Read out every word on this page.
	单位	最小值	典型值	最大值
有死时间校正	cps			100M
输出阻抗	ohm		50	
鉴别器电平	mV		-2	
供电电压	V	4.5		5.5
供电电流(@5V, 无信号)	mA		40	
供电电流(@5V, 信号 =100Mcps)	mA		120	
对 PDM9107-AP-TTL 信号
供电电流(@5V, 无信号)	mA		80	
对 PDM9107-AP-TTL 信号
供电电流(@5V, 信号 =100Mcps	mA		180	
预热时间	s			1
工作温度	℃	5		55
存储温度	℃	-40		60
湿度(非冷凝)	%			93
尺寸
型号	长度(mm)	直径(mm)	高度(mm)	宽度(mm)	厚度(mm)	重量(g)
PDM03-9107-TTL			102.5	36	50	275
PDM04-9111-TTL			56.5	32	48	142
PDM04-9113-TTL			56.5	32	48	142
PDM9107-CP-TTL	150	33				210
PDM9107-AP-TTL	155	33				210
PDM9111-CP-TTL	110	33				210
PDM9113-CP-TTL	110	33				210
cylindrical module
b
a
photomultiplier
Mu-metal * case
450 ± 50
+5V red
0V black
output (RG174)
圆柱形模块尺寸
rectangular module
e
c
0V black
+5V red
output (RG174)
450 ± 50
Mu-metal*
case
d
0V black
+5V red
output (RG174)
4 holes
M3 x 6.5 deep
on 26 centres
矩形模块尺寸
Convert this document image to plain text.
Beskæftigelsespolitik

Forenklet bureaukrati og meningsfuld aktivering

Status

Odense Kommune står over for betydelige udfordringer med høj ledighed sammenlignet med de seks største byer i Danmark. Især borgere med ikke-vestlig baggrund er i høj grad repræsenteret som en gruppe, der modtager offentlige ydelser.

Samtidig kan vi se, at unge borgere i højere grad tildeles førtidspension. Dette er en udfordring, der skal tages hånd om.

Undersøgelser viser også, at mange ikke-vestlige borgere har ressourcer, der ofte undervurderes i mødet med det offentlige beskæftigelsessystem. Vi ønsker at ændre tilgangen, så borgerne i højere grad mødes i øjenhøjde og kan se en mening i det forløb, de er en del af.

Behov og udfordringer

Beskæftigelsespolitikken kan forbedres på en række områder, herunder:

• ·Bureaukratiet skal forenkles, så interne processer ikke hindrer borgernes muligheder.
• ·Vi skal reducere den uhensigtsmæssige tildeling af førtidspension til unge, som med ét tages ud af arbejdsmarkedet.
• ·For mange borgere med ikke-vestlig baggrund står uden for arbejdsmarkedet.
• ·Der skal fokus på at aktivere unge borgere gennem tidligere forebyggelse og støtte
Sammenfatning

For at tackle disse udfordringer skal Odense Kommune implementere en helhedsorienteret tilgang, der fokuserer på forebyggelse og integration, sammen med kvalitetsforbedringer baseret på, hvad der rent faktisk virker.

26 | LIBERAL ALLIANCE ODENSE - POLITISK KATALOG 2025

##############################

■ **Exercise**
Quote the material exactly, leaving nothing out.

■ **Answer**
Read out every word on this page.
	单位	最小值	典型值	最大值
有死时间校正	cps			100M
输出阻抗	ohm		50	
鉴别器电平	mV		-2	
供电电压	V	4.5		5.5
供电电流(@5V, 无信号)	mA		40	
供电电流(@5V, 信号 =100Mcps)	mA		120	
对 PDM9107-AP-TTL 信号
供电电流(@5V, 无信号)	mA		80	
对 PDM9107-AP-TTL 信号
供电电流(@5V, 信号 =100Mcps	mA		180	
预热时间	s			1
工作温度	℃	5		55
存储温度	℃	-40		60
湿度(非冷凝)	%			93
尺寸
型号	长度(mm)	直径(mm)	高度(mm)	宽度(mm)	厚度(mm)	重量(g)
PDM03-9107-TTL			102.5	36	50	275
PDM04-9111-TTL			56.5	32	48	142
PDM04-9113-TTL			56.5	32	48	142
PDM9107-CP-TTL	150	33				210
PDM9107-AP-TTL	155	33				210
PDM9111-CP-TTL	110	33				210
PDM9113-CP-TTL	110	33				210
cylindrical module
b
a
photomultiplier
Mu-metal * case
450 ± 50
+5V red
0V black
output (RG174)
圆柱形模块尺寸
rectangular module
e
c
0V black
+5V red
output (RG174)
450 ± 50
Mu-metal*
case
d
0V black
+5V red
output (RG174)
4 holes
M3 x 6.5 deep
on 26 centres
矩形模块尺寸
Convert this document image to plain text.
Beskæftigelsespolitik

Forenklet bureaukrati og meningsfuld aktivering

Status

Odense Kommune står over for betydelige udfordringer med høj ledighed sammenlignet med de seks største byer i Danmark. Især borgere med ikke-vestlig baggrund er i høj grad repræsenteret som en gruppe, der modtager offentlige ydelser.

Samtidig kan vi se, at unge borgere i højere grad tildeles førtidspension. Dette er en udfordring, der skal tages hånd om.

Undersøgelser viser også, at mange ikke-vestlige borgere har ressourcer, der ofte undervurderes i mødet med det offentlige beskæftigelsessystem. Vi ønsker at ændre tilgangen, så borgerne i højere grad mødes i øjenhøjde og kan se en mening i det forløb, de er en del af.

Behov og udfordringer

Beskæftigelsespolitikken kan forbedres på en række områder, herunder:

• ·Bureaukratiet skal forenkles, så interne processer ikke hindrer borgernes muligheder.
• ·Vi skal reducere den uhensigtsmæssige tildeling af førtidspension til unge, som med ét tages ud af arbejdsmarkedet.
• ·For mange borgere med ikke-vestlig baggrund står uden for arbejdsmarkedet.
• ·Der skal fokus på at aktivere unge borgere gennem tidligere forebyggelse og støtte
Sammenfatning

For at tackle disse udfordringer skal Odense Kommune implementere en helhedsorienteret tilgang, der fokuserer på forebyggelse og integration, sammen med kvalitetsforbedringer baseret på, hvad der rent faktisk virker.

26 | LIBERAL ALLIANCE ODENSE - POLITISK KATALOG 2025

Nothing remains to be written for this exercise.